WHAT IS ASKED: What follows is a set of records; repeat all of them exactly.

* begin THE INPUT *

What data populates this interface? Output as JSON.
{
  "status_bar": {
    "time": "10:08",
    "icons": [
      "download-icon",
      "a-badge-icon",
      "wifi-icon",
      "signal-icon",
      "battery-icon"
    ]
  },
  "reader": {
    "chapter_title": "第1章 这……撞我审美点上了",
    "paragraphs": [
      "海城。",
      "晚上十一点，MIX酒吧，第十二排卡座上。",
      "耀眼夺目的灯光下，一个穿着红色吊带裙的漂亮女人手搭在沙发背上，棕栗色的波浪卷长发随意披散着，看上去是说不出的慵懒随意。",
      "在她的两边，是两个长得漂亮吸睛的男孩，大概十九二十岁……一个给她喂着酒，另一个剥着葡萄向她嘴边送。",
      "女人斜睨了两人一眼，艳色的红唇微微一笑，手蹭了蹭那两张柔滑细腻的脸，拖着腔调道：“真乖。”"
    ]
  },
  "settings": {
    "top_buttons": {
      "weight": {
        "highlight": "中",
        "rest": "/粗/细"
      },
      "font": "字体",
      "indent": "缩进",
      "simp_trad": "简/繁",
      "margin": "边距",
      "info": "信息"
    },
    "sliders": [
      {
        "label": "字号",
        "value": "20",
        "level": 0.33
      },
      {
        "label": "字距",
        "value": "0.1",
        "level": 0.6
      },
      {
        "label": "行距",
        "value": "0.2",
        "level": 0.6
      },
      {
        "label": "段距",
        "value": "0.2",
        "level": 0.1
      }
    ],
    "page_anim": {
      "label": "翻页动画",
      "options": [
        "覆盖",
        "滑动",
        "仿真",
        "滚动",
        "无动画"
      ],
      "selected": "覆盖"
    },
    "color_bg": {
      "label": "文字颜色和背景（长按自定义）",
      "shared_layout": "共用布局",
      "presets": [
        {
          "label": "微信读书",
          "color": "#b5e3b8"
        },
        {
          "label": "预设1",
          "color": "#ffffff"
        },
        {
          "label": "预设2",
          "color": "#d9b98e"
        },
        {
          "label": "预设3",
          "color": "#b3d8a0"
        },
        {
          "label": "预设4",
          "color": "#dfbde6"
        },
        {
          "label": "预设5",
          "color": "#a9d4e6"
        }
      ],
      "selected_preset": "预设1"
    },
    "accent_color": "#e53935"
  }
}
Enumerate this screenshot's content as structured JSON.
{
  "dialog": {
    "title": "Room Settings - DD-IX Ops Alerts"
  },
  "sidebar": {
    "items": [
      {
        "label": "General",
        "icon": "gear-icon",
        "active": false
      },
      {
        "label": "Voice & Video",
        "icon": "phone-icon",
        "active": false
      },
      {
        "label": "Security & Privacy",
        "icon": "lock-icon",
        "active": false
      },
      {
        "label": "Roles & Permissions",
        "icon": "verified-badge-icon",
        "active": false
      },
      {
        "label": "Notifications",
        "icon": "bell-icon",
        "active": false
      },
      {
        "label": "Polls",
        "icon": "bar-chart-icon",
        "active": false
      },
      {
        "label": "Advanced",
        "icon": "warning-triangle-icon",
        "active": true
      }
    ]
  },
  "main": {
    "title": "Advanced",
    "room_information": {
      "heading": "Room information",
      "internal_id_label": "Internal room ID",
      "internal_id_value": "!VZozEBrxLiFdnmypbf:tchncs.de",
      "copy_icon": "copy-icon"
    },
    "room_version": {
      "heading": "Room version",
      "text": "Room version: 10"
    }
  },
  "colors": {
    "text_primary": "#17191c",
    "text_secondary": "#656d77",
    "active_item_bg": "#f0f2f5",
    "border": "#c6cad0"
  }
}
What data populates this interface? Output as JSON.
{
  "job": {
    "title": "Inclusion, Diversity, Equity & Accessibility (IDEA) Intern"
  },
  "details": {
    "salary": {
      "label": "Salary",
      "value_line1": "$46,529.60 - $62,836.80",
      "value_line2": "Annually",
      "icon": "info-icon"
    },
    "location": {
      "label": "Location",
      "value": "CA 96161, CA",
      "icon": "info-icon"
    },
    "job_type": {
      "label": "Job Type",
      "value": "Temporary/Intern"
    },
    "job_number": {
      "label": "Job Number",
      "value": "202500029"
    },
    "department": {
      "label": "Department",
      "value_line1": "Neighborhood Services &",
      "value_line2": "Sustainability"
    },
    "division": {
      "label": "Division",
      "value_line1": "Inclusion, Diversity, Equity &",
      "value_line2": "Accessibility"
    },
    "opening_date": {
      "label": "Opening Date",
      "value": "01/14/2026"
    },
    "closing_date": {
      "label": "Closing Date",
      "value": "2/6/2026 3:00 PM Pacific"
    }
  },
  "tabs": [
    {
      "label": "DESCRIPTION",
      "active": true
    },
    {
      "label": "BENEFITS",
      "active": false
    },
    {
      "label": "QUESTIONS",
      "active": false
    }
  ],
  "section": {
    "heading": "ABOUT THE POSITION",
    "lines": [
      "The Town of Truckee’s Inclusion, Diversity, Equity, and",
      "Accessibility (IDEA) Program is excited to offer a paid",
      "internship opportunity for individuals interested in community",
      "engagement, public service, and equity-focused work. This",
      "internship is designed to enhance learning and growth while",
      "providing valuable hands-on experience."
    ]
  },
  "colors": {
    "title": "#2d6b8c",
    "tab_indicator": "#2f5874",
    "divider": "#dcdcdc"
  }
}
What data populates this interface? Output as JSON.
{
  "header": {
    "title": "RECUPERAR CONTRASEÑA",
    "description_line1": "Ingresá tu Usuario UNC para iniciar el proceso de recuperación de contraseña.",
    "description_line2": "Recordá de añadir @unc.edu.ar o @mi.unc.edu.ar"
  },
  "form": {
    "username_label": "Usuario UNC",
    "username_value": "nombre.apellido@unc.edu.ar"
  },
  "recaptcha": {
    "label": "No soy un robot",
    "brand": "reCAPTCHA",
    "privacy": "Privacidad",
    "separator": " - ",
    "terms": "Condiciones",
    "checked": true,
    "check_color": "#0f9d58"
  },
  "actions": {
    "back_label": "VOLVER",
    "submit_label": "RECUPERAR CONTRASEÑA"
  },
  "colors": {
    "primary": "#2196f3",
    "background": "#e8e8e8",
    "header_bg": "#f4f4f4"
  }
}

* end THE INPUT *

REPLY TO THE TASK:
What data populates this interface? Output as JSON.
{
  "status_bar": {
    "time": "10:08",
    "icons": [
      "download-icon",
      "a-badge-icon",
      "wifi-icon",
      "signal-icon",
      "battery-icon"
    ]
  },
  "reader": {
    "chapter_title": "第1章 这……撞我审美点上了",
    "paragraphs": [
      "海城。",
      "晚上十一点，MIX酒吧，第十二排卡座上。",
      "耀眼夺目的灯光下，一个穿着红色吊带裙的漂亮女人手搭在沙发背上，棕栗色的波浪卷长发随意披散着，看上去是说不出的慵懒随意。",
      "在她的两边，是两个长得漂亮吸睛的男孩，大概十九二十岁……一个给她喂着酒，另一个剥着葡萄向她嘴边送。",
      "女人斜睨了两人一眼，艳色的红唇微微一笑，手蹭了蹭那两张柔滑细腻的脸，拖着腔调道：“真乖。”"
    ]
  },
  "settings": {
    "top_buttons": {
      "weight": {
        "highlight": "中",
        "rest": "/粗/细"
      },
      "font": "字体",
      "indent": "缩进",
      "simp_trad": "简/繁",
      "margin": "边距",
      "info": "信息"
    },
    "sliders": [
      {
        "label": "字号",
        "value": "20",
        "level": 0.33
      },
      {
        "label": "字距",
        "value": "0.1",
        "level": 0.6
      },
      {
        "label": "行距",
        "value": "0.2",
        "level": 0.6
      },
      {
        "label": "段距",
        "value": "0.2",
        "level": 0.1
      }
    ],
    "page_anim": {
      "label": "翻页动画",
      "options": [
        "覆盖",
        "滑动",
        "仿真",
        "滚动",
        "无动画"
      ],
      "selected": "覆盖"
    },
    "color_bg": {
      "label": "文字颜色和背景（长按自定义）",
      "shared_layout": "共用布局",
      "presets": [
        {
          "label": "微信读书",
          "color": "#b5e3b8"
        },
        {
          "label": "预设1",
          "color": "#ffffff"
        },
        {
          "label": "预设2",
          "color": "#d9b98e"
        },
        {
          "label": "预设3",
          "color": "#b3d8a0"
        },
        {
          "label": "预设4",
          "color": "#dfbde6"
        },
        {
          "label": "预设5",
          "color": "#a9d4e6"
        }
      ],
      "selected_preset": "预设1"
    },
    "accent_color": "#e53935"
  }
}
Enumerate this screenshot's content as structured JSON.
{
  "dialog": {
    "title": "Room Settings - DD-IX Ops Alerts"
  },
  "sidebar": {
    "items": [
      {
        "label": "General",
        "icon": "gear-icon",
        "active": false
      },
      {
        "label": "Voice & Video",
        "icon": "phone-icon",
        "active": false
      },
      {
        "label": "Security & Privacy",
        "icon": "lock-icon",
        "active": false
      },
      {
        "label": "Roles & Permissions",
        "icon": "verified-badge-icon",
        "active": false
      },
      {
        "label": "Notifications",
        "icon": "bell-icon",
        "active": false
      },
      {
        "label": "Polls",
        "icon": "bar-chart-icon",
        "active": false
      },
      {
        "label": "Advanced",
        "icon": "warning-triangle-icon",
        "active": true
      }
    ]
  },
  "main": {
    "title": "Advanced",
    "room_information": {
      "heading": "Room information",
      "internal_id_label": "Internal room ID",
      "internal_id_value": "!VZozEBrxLiFdnmypbf:tchncs.de",
      "copy_icon": "copy-icon"
    },
    "room_version": {
      "heading": "Room version",
      "text": "Room version: 10"
    }
  },
  "colors": {
    "text_primary": "#17191c",
    "text_secondary": "#656d77",
    "active_item_bg": "#f0f2f5",
    "border": "#c6cad0"
  }
}
What data populates this interface? Output as JSON.
{
  "job": {
    "title": "Inclusion, Diversity, Equity & Accessibility (IDEA) Intern"
  },
  "details": {
    "salary": {
      "label": "Salary",
      "value_line1": "$46,529.60 - $62,836.80",
      "value_line2": "Annually",
      "icon": "info-icon"
    },
    "location": {
      "label": "Location",
      "value": "CA 96161, CA",
      "icon": "info-icon"
    },
    "job_type": {
      "label": "Job Type",
      "value": "Temporary/Intern"
    },
    "job_number": {
      "label": "Job Number",
      "value": "202500029"
    },
    "department": {
      "label": "Department",
      "value_line1": "Neighborhood Services &",
      "value_line2": "Sustainability"
    },
    "division": {
      "label": "Division",
      "value_line1": "Inclusion, Diversity, Equity &",
      "value_line2": "Accessibility"
    },
    "opening_date": {
      "label": "Opening Date",
      "value": "01/14/2026"
    },
    "closing_date": {
      "label": "Closing Date",
      "value": "2/6/2026 3:00 PM Pacific"
    }
  },
  "tabs": [
    {
      "label": "DESCRIPTION",
      "active": true
    },
    {
      "label": "BENEFITS",
      "active": false
    },
    {
      "label": "QUESTIONS",
      "active": false
    }
  ],
  "section": {
    "heading": "ABOUT THE POSITION",
    "lines": [
      "The Town of Truckee’s Inclusion, Diversity, Equity, and",
      "Accessibility (IDEA) Program is excited to offer a paid",
      "internship opportunity for individuals interested in community",
      "engagement, public service, and equity-focused work. This",
      "internship is designed to enhance learning and growth while",
      "providing valuable hands-on experience."
    ]
  },
  "colors": {
    "title": "#2d6b8c",
    "tab_indicator": "#2f5874",
    "divider": "#dcdcdc"
  }
}
What data populates this interface? Output as JSON.
{
  "header": {
    "title": "RECUPERAR CONTRASEÑA",
    "description_line1": "Ingresá tu Usuario UNC para iniciar el proceso de recuperación de contraseña.",
    "description_line2": "Recordá de añadir @unc.edu.ar o @mi.unc.edu.ar"
  },
  "form": {
    "username_label": "Usuario UNC",
    "username_value": "nombre.apellido@unc.edu.ar"
  },
  "recaptcha": {
    "label": "No soy un robot",
    "brand": "reCAPTCHA",
    "privacy": "Privacidad",
    "separator": " - ",
    "terms": "Condiciones",
    "checked": true,
    "check_color": "#0f9d58"
  },
  "actions": {
    "back_label": "VOLVER",
    "submit_label": "RECUPERAR CONTRASEÑA"
  },
  "colors": {
    "primary": "#2196f3",
    "background": "#e8e8e8",
    "header_bg": "#f4f4f4"
  }
}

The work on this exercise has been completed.